*Directions for this task*: Transcribe the material exactly. Images do not belong in the copy.

*Dataset items*:
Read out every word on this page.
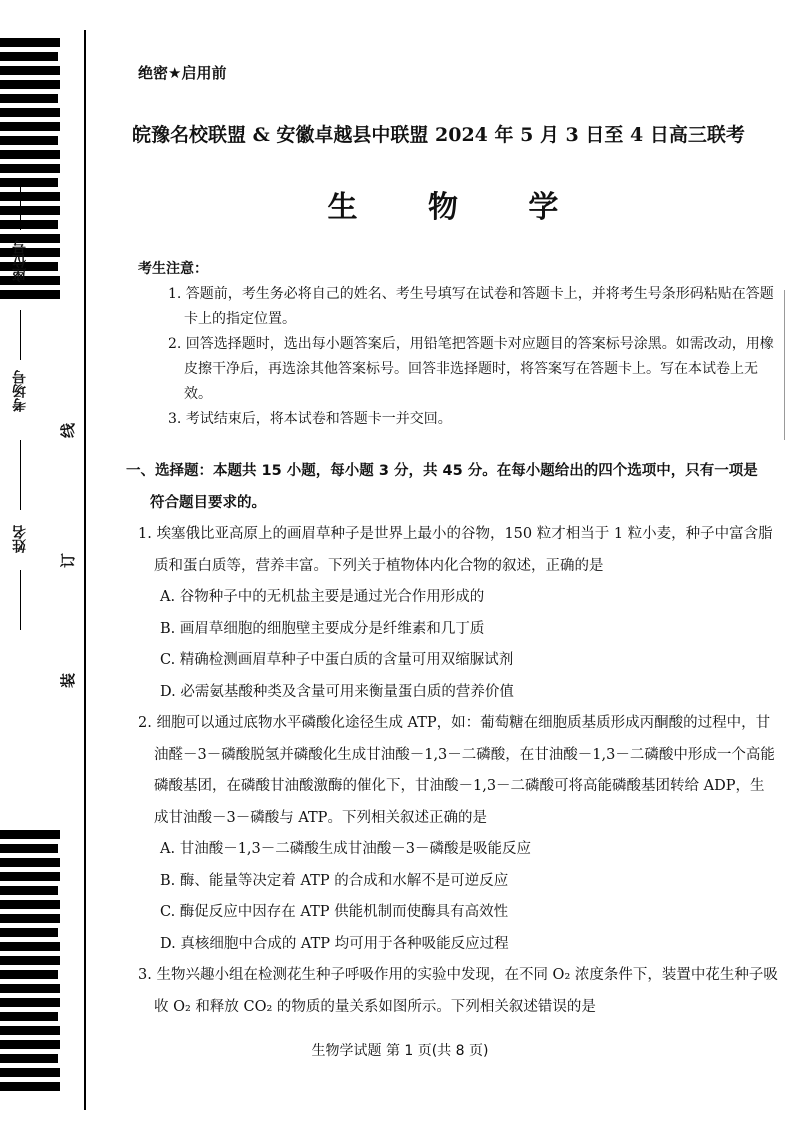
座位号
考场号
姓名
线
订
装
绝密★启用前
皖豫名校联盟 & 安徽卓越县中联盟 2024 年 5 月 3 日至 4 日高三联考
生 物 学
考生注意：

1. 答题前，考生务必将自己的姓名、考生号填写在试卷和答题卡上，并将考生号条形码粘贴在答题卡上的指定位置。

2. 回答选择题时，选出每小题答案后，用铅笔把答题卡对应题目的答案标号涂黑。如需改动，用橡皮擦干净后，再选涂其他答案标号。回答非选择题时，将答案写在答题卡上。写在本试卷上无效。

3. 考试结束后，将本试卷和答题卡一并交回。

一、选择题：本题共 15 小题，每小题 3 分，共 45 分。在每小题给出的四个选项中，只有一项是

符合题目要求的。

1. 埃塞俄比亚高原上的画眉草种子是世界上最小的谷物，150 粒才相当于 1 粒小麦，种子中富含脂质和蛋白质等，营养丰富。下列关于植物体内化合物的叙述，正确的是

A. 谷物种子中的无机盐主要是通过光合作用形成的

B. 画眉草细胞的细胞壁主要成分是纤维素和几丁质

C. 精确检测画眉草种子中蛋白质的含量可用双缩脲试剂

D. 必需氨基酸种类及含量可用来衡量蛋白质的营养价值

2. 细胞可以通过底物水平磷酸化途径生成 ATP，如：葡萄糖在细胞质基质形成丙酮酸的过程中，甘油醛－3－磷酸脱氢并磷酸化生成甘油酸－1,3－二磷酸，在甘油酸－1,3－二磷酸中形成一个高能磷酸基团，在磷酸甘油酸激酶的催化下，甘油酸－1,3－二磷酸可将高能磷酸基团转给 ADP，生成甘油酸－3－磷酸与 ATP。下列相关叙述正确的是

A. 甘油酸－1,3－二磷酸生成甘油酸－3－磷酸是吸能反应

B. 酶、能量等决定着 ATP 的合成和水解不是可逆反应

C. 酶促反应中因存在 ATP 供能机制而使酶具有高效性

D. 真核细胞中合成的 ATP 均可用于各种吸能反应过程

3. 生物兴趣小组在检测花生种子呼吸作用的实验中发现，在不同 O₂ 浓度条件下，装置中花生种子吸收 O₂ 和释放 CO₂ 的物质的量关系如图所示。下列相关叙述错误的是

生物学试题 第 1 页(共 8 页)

*Answer to the task*:
Read out every word on this page.
座位号
考场号
姓名
线
订
装
绝密★启用前
皖豫名校联盟 & 安徽卓越县中联盟 2024 年 5 月 3 日至 4 日高三联考
生 物 学
考生注意：

1. 答题前，考生务必将自己的姓名、考生号填写在试卷和答题卡上，并将考生号条形码粘贴在答题卡上的指定位置。

2. 回答选择题时，选出每小题答案后，用铅笔把答题卡对应题目的答案标号涂黑。如需改动，用橡皮擦干净后，再选涂其他答案标号。回答非选择题时，将答案写在答题卡上。写在本试卷上无效。

3. 考试结束后，将本试卷和答题卡一并交回。

一、选择题：本题共 15 小题，每小题 3 分，共 45 分。在每小题给出的四个选项中，只有一项是

符合题目要求的。

1. 埃塞俄比亚高原上的画眉草种子是世界上最小的谷物，150 粒才相当于 1 粒小麦，种子中富含脂质和蛋白质等，营养丰富。下列关于植物体内化合物的叙述，正确的是

A. 谷物种子中的无机盐主要是通过光合作用形成的

B. 画眉草细胞的细胞壁主要成分是纤维素和几丁质

C. 精确检测画眉草种子中蛋白质的含量可用双缩脲试剂

D. 必需氨基酸种类及含量可用来衡量蛋白质的营养价值

2. 细胞可以通过底物水平磷酸化途径生成 ATP，如：葡萄糖在细胞质基质形成丙酮酸的过程中，甘油醛－3－磷酸脱氢并磷酸化生成甘油酸－1,3－二磷酸，在甘油酸－1,3－二磷酸中形成一个高能磷酸基团，在磷酸甘油酸激酶的催化下，甘油酸－1,3－二磷酸可将高能磷酸基团转给 ADP，生成甘油酸－3－磷酸与 ATP。下列相关叙述正确的是

A. 甘油酸－1,3－二磷酸生成甘油酸－3－磷酸是吸能反应

B. 酶、能量等决定着 ATP 的合成和水解不是可逆反应

C. 酶促反应中因存在 ATP 供能机制而使酶具有高效性

D. 真核细胞中合成的 ATP 均可用于各种吸能反应过程

3. 生物兴趣小组在检测花生种子呼吸作用的实验中发现，在不同 O₂ 浓度条件下，装置中花生种子吸收 O₂ 和释放 CO₂ 的物质的量关系如图所示。下列相关叙述错误的是

生物学试题 第 1 页(共 8 页)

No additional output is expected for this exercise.